Recorded data:
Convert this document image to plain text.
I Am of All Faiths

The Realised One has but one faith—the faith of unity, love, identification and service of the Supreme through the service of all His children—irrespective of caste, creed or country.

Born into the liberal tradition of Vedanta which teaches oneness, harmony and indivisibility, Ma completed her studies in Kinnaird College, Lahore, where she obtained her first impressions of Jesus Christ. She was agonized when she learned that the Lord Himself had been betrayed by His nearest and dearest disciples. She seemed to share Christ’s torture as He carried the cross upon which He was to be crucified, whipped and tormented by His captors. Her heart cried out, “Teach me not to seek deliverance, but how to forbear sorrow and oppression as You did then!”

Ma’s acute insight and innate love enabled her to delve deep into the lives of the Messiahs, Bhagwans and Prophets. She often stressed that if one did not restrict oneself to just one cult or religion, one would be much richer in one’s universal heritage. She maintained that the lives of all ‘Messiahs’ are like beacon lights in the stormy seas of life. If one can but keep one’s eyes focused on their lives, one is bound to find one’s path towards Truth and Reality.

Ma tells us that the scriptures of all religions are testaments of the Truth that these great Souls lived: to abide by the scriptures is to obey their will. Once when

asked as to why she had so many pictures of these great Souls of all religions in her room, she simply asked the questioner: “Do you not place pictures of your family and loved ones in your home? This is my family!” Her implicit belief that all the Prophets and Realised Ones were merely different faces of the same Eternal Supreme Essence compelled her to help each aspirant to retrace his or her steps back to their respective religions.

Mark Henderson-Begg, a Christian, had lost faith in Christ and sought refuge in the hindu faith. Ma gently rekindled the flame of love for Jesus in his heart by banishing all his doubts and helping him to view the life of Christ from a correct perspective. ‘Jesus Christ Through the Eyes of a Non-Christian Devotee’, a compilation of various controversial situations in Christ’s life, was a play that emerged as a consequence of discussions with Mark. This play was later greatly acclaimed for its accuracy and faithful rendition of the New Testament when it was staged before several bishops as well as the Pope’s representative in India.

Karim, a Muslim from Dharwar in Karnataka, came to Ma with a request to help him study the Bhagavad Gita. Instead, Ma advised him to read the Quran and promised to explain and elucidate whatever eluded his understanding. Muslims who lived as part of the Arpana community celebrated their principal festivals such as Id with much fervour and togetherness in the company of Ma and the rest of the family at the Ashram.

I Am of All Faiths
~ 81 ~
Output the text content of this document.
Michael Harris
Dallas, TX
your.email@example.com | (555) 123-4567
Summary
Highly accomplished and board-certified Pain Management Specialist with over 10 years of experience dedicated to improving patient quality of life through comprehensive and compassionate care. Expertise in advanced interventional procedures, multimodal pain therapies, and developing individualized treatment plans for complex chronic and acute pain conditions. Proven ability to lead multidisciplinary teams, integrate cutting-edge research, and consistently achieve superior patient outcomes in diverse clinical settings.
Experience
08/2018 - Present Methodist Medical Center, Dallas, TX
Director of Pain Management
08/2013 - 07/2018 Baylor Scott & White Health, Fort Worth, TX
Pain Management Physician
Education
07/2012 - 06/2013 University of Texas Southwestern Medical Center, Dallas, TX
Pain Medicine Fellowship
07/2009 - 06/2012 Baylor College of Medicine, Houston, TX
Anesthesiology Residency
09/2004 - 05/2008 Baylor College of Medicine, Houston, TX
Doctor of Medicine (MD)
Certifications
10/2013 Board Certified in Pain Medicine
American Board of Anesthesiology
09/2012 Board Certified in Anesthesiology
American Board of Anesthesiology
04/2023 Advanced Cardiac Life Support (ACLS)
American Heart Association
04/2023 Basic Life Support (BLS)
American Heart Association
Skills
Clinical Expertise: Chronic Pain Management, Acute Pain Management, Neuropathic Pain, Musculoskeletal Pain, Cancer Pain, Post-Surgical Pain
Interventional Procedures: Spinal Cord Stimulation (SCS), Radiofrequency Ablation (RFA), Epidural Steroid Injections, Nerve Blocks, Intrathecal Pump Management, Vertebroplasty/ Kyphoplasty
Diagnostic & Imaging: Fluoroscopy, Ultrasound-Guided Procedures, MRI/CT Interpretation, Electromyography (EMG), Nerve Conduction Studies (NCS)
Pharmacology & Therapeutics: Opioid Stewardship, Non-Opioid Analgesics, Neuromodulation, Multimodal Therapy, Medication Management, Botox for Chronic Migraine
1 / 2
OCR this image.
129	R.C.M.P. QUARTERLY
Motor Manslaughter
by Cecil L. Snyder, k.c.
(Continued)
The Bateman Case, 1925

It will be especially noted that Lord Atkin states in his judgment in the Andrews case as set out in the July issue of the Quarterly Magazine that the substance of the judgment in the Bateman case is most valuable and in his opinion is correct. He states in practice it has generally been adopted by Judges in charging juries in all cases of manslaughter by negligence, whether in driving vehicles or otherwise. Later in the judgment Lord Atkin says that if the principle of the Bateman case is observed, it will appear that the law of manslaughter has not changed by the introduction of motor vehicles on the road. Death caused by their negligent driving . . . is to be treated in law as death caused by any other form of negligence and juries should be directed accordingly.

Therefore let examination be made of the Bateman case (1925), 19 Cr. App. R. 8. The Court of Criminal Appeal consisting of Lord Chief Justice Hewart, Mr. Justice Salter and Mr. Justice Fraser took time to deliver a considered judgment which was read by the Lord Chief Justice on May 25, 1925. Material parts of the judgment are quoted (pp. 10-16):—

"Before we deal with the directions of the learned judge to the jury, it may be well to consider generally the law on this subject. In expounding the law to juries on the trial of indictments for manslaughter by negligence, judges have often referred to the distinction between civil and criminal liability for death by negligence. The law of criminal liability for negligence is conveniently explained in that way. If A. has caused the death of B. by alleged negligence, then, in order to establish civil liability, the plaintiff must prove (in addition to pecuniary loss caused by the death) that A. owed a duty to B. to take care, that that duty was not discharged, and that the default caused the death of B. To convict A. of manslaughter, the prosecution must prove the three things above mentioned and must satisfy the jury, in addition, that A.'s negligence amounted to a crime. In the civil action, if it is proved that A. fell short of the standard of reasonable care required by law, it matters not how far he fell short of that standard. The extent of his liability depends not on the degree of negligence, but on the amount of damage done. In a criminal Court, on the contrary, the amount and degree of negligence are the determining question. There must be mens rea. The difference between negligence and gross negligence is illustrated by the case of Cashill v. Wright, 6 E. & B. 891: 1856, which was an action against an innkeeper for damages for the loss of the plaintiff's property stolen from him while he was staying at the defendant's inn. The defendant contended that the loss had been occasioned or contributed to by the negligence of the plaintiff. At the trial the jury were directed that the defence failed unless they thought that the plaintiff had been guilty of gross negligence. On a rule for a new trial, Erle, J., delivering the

What the exercise asks:
Reply with nothing except the number of lines in the listing above that include the string "Dallas".

Exercise answer:
3